## BEGIN Recorded information
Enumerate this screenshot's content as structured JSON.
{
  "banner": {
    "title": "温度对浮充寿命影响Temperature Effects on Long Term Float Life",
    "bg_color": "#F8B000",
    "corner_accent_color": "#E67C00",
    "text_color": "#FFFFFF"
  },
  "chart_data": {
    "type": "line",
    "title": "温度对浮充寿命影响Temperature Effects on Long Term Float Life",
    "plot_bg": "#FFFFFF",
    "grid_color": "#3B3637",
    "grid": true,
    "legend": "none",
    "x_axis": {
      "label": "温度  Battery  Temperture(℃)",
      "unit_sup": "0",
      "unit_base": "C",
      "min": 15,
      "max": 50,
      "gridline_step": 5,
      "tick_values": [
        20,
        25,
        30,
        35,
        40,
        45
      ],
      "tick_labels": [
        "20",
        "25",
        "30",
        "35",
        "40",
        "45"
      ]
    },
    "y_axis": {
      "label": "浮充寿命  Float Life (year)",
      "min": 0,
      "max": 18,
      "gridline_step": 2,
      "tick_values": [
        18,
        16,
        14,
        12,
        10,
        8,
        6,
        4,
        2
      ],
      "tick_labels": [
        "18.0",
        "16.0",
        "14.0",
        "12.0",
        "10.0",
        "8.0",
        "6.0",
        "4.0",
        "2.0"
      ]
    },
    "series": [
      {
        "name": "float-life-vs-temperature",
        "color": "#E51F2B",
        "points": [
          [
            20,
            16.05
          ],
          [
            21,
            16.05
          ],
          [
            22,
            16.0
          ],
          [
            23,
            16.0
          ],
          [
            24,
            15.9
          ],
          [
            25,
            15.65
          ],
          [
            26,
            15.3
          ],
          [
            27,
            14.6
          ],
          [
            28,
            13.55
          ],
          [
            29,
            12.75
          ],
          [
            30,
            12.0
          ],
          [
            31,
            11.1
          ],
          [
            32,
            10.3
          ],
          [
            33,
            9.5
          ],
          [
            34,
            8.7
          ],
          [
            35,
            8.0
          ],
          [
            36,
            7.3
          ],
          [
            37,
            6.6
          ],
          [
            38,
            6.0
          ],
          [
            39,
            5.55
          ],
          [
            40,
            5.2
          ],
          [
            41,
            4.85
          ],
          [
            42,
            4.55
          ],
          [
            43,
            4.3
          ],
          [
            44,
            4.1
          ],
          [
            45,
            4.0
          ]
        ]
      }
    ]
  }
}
## END Recorded information
## BEGIN Recorded information
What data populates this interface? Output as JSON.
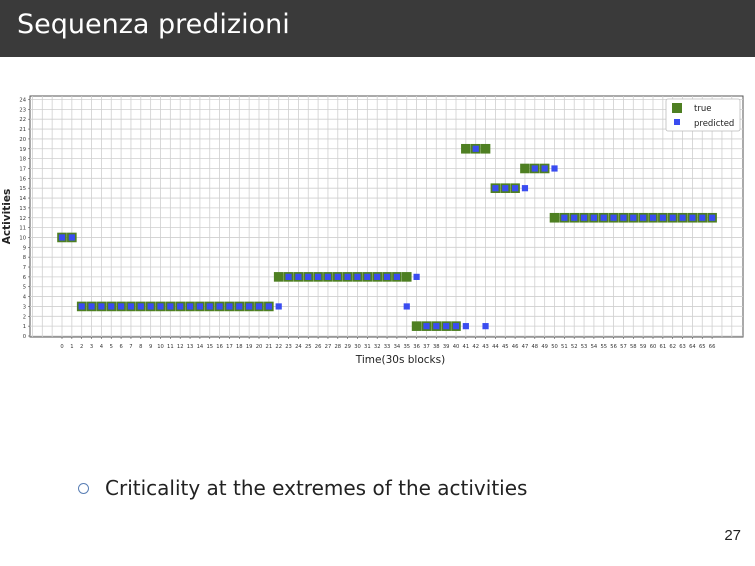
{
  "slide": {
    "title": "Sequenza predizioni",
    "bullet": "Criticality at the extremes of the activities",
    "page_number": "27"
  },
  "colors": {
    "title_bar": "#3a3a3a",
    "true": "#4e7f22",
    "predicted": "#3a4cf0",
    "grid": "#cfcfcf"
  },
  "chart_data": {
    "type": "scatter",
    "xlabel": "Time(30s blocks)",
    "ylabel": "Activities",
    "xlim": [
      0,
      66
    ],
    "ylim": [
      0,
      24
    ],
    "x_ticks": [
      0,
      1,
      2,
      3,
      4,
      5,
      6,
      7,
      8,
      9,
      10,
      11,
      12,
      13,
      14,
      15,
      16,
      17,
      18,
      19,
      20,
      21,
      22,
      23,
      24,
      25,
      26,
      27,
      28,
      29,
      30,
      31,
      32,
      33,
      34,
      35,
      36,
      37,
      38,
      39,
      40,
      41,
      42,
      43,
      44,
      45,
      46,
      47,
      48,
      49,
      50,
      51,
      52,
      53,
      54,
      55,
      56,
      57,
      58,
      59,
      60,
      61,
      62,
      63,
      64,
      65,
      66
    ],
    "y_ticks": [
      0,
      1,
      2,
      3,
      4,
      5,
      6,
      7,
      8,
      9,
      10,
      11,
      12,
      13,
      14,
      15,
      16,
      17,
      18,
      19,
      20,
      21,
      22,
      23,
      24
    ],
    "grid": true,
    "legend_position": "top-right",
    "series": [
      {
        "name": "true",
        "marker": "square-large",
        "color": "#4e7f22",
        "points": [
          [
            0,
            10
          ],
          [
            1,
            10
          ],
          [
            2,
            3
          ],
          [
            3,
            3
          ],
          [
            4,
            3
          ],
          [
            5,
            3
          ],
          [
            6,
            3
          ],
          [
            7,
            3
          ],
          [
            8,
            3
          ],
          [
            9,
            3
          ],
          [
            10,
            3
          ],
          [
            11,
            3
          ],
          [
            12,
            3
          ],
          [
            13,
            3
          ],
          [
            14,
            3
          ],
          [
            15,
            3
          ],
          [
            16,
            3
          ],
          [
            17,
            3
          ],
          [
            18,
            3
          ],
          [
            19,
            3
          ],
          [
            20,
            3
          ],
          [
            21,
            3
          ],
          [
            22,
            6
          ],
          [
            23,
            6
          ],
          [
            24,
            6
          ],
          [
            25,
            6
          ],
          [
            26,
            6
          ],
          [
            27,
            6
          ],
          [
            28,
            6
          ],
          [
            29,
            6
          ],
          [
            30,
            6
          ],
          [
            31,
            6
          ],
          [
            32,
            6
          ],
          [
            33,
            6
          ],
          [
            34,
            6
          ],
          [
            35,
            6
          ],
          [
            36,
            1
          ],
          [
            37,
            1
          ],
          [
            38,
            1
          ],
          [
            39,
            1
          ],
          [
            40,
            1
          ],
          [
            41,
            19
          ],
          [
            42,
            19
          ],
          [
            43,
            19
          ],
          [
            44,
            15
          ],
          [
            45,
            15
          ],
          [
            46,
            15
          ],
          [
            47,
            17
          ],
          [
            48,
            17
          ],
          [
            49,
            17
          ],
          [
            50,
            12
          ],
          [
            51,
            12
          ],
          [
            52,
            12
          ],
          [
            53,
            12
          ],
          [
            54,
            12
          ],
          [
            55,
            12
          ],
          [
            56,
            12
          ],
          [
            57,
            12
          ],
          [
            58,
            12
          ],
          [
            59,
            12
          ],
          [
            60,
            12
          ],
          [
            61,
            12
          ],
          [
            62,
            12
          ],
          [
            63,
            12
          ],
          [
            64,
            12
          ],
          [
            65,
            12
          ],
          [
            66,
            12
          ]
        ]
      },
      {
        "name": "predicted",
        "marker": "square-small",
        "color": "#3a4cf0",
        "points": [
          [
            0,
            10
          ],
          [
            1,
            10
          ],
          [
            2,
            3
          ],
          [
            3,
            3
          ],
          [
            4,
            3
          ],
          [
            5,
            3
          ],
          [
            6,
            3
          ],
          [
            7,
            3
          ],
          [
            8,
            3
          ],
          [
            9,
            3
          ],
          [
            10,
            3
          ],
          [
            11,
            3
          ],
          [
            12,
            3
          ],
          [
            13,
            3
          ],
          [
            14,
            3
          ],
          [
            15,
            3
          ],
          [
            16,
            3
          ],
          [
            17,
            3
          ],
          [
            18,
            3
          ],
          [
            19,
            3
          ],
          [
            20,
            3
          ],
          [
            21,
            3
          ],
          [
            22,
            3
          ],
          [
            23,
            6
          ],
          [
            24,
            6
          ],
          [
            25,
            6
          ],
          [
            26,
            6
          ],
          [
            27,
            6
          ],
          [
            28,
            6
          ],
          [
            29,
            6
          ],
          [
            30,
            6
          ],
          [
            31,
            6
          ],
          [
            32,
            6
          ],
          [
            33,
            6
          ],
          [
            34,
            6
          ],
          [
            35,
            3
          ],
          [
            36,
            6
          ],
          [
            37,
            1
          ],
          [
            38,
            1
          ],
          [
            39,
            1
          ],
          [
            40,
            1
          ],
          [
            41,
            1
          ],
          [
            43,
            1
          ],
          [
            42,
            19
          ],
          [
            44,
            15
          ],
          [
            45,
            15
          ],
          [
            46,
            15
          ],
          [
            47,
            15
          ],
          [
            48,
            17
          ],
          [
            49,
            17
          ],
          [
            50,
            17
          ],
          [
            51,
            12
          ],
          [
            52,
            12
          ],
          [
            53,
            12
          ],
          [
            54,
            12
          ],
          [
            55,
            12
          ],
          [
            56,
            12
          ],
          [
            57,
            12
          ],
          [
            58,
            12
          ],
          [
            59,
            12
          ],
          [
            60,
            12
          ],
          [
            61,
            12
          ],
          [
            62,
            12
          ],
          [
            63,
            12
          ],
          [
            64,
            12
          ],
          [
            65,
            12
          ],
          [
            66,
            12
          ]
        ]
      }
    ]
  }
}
## END Recorded information
§ **What you will do**: Determine the number of lines in these entries that contain the word "marker", and write only that number.

§ **Answer**: 2